▶ **EXERCISE OBJECTIVE**: Copy the listing word for word, starting with its first line and going on through the line that contains "nephews-block <box>12 677 986 759</box>", with both of those lines included.

○ ○ ○ ○ ○

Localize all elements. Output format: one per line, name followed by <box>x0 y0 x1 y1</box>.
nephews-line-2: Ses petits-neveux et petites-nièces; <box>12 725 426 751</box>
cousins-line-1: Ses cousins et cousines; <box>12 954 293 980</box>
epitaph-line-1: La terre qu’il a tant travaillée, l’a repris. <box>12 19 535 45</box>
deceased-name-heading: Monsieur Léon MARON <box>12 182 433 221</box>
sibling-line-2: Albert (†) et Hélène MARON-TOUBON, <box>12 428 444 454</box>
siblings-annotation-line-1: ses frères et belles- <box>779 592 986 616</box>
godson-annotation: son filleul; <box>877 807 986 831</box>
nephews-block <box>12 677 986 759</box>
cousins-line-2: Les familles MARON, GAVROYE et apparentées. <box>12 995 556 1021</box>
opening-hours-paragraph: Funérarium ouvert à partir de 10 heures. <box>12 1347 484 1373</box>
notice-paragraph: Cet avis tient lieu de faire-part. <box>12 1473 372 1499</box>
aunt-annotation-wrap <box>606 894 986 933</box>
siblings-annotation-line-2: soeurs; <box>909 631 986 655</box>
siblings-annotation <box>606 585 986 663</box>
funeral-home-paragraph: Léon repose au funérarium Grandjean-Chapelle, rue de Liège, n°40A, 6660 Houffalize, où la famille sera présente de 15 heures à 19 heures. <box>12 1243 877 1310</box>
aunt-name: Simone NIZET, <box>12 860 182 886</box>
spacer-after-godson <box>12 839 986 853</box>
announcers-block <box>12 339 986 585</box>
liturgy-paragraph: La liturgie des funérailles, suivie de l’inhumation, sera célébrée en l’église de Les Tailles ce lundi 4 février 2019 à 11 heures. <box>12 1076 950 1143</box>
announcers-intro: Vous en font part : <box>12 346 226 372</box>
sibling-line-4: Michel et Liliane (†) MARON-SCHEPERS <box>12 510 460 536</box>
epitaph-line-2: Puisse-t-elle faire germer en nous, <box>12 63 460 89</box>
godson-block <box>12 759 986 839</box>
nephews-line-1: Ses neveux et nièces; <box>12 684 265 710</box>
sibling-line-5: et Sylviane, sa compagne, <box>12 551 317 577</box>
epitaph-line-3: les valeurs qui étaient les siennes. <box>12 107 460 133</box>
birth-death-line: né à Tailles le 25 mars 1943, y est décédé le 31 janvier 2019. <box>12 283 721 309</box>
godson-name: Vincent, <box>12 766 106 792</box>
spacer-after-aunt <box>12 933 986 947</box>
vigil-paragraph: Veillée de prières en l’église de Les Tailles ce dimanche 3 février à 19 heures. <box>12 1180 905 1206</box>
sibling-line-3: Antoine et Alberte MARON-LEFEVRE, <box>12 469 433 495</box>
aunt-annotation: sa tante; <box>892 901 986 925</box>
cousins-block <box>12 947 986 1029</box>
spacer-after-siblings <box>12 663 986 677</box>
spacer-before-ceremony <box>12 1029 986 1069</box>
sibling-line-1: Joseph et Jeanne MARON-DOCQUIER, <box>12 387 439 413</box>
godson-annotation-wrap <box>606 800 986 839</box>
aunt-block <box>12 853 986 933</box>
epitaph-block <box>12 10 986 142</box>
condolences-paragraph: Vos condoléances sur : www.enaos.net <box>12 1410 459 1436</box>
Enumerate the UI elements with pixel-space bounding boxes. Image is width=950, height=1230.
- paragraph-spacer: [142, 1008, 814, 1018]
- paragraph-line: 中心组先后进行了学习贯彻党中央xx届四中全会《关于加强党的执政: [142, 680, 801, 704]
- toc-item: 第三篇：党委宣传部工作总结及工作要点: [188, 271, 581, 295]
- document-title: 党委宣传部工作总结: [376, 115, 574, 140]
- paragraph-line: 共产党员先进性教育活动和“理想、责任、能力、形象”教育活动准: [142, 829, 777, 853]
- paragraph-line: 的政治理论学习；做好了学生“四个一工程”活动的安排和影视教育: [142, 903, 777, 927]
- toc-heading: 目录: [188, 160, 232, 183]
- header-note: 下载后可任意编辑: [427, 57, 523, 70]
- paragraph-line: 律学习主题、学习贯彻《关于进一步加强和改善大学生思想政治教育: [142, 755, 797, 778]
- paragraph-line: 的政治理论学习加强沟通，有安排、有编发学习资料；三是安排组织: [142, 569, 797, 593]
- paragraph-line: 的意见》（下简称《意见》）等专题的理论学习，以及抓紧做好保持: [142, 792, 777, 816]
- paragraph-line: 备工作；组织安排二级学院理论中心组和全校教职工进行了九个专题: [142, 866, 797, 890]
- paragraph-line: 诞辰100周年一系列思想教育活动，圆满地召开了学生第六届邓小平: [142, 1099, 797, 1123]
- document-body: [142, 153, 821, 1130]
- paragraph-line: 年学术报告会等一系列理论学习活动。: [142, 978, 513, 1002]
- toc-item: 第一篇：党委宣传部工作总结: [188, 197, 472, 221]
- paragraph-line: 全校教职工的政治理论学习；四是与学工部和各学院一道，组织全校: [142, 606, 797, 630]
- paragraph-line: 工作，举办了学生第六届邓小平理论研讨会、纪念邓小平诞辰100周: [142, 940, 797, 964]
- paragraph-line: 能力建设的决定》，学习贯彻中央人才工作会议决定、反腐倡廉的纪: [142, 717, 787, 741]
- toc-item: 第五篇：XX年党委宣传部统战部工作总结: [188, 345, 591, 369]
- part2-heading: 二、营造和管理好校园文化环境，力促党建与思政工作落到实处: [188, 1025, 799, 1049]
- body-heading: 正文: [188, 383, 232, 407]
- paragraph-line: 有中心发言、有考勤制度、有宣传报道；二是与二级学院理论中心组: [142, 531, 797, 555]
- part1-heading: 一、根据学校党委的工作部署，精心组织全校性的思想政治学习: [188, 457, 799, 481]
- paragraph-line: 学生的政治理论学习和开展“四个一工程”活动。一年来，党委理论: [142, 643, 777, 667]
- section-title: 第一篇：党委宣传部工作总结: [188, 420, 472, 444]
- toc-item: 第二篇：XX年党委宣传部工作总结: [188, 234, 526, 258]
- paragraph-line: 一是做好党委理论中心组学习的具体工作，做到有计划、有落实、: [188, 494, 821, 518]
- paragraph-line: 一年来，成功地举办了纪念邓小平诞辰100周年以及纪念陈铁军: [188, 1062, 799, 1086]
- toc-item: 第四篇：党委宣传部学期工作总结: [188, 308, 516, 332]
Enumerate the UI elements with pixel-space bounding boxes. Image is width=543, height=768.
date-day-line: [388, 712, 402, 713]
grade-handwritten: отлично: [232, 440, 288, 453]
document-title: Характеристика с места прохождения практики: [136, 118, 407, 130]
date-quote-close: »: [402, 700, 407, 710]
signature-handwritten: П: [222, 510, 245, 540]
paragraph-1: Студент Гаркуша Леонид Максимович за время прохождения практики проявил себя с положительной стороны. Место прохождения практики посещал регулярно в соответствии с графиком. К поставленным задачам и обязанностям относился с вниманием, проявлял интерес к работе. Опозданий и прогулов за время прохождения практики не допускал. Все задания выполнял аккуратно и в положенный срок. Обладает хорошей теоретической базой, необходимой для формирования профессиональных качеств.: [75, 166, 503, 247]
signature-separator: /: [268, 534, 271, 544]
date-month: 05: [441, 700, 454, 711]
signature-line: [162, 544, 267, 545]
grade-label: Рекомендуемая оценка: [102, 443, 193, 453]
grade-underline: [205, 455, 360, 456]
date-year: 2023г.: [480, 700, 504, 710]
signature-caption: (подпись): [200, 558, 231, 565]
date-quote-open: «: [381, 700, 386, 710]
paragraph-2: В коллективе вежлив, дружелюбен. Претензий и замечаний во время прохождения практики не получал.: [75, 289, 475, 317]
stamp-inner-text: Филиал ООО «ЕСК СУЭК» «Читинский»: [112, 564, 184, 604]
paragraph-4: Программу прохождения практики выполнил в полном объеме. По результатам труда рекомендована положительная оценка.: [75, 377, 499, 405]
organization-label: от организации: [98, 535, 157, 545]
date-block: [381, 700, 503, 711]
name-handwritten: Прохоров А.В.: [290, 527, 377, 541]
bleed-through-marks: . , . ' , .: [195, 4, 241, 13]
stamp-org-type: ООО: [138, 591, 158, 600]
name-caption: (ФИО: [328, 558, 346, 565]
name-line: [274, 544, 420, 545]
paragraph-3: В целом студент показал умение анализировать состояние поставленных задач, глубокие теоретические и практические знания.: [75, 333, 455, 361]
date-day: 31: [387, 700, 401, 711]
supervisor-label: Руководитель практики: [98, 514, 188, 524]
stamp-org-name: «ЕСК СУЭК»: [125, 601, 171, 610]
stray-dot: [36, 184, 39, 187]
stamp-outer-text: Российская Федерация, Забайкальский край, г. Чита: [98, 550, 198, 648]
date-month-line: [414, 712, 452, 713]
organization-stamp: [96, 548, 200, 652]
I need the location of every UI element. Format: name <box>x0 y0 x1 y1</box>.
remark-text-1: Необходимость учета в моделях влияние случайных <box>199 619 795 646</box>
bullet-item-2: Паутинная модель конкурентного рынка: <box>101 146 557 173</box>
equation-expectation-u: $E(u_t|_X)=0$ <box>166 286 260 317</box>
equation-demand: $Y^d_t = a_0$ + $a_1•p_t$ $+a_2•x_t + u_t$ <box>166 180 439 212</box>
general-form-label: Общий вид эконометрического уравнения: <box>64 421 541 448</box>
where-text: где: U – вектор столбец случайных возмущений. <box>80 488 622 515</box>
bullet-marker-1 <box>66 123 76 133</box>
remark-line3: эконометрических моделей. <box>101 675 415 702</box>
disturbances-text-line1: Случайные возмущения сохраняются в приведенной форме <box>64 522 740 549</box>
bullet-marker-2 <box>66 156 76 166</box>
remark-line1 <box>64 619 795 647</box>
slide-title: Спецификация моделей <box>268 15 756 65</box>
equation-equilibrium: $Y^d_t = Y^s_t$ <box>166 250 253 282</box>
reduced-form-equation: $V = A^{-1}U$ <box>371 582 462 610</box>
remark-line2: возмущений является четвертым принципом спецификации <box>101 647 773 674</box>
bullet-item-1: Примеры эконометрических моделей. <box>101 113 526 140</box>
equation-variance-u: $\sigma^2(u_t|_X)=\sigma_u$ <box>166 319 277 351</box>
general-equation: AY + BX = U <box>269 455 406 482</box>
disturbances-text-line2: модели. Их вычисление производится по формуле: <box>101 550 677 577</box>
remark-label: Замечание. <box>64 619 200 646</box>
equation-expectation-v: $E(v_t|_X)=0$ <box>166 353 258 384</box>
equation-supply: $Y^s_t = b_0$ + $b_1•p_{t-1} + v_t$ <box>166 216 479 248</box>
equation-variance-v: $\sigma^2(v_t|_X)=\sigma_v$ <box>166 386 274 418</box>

○ ○ ○ ○ ○

▶ **ANSWER TO THIS PROBLEM**:
Localize all elements. Output format: one per line, name followed by <box>x0 y0 x1 y1</box>.
nephews-line-2: Ses petits-neveux et petites-nièces; <box>12 725 426 751</box>
cousins-line-1: Ses cousins et cousines; <box>12 954 293 980</box>
epitaph-line-1: La terre qu’il a tant travaillée, l’a repris. <box>12 19 535 45</box>
deceased-name-heading: Monsieur Léon MARON <box>12 182 433 221</box>
sibling-line-2: Albert (†) et Hélène MARON-TOUBON, <box>12 428 444 454</box>
siblings-annotation-line-1: ses frères et belles- <box>779 592 986 616</box>
godson-annotation: son filleul; <box>877 807 986 831</box>
nephews-block <box>12 677 986 759</box>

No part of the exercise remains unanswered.